*What is expected*. Locate each line of the material that contains "Кузнецова", then return it.
--- Start Record list ---
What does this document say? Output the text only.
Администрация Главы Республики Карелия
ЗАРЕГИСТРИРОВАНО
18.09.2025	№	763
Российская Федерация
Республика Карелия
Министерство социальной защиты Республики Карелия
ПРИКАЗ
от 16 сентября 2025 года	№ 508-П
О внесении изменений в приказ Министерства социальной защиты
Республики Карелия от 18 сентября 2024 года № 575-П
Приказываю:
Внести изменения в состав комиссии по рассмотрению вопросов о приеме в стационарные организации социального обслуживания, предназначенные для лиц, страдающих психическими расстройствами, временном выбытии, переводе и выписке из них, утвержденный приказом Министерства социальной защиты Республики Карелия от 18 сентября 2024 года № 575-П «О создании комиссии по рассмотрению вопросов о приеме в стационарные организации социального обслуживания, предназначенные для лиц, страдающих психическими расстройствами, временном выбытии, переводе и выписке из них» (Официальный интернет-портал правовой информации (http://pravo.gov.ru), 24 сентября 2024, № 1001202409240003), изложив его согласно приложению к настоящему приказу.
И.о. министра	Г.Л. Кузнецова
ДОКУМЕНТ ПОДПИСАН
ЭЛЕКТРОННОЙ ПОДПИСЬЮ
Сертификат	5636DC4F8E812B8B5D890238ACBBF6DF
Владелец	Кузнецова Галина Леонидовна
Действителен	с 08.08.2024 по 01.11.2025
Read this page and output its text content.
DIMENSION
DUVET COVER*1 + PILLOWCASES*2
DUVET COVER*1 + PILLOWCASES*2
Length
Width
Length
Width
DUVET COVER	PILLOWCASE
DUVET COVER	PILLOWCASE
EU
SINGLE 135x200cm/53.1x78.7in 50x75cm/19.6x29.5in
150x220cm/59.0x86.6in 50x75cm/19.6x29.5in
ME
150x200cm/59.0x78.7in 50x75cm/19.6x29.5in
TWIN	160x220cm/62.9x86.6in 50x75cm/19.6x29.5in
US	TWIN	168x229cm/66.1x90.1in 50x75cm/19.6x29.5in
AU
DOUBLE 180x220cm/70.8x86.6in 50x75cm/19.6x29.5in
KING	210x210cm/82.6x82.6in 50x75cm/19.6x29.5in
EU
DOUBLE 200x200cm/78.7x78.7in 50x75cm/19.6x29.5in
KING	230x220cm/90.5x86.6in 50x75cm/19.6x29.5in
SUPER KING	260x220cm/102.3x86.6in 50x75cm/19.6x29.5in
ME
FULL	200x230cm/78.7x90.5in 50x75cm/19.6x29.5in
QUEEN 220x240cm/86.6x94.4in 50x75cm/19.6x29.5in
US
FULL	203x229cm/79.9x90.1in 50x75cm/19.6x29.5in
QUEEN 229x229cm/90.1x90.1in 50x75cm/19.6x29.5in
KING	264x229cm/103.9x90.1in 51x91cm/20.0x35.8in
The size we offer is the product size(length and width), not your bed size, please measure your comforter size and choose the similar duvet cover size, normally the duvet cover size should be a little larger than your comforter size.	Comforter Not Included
--- End Record list ---
*Solution for this task*.
И.о. министра	Г.Л. Кузнецова
Владелец	Кузнецова Галина Леонидовна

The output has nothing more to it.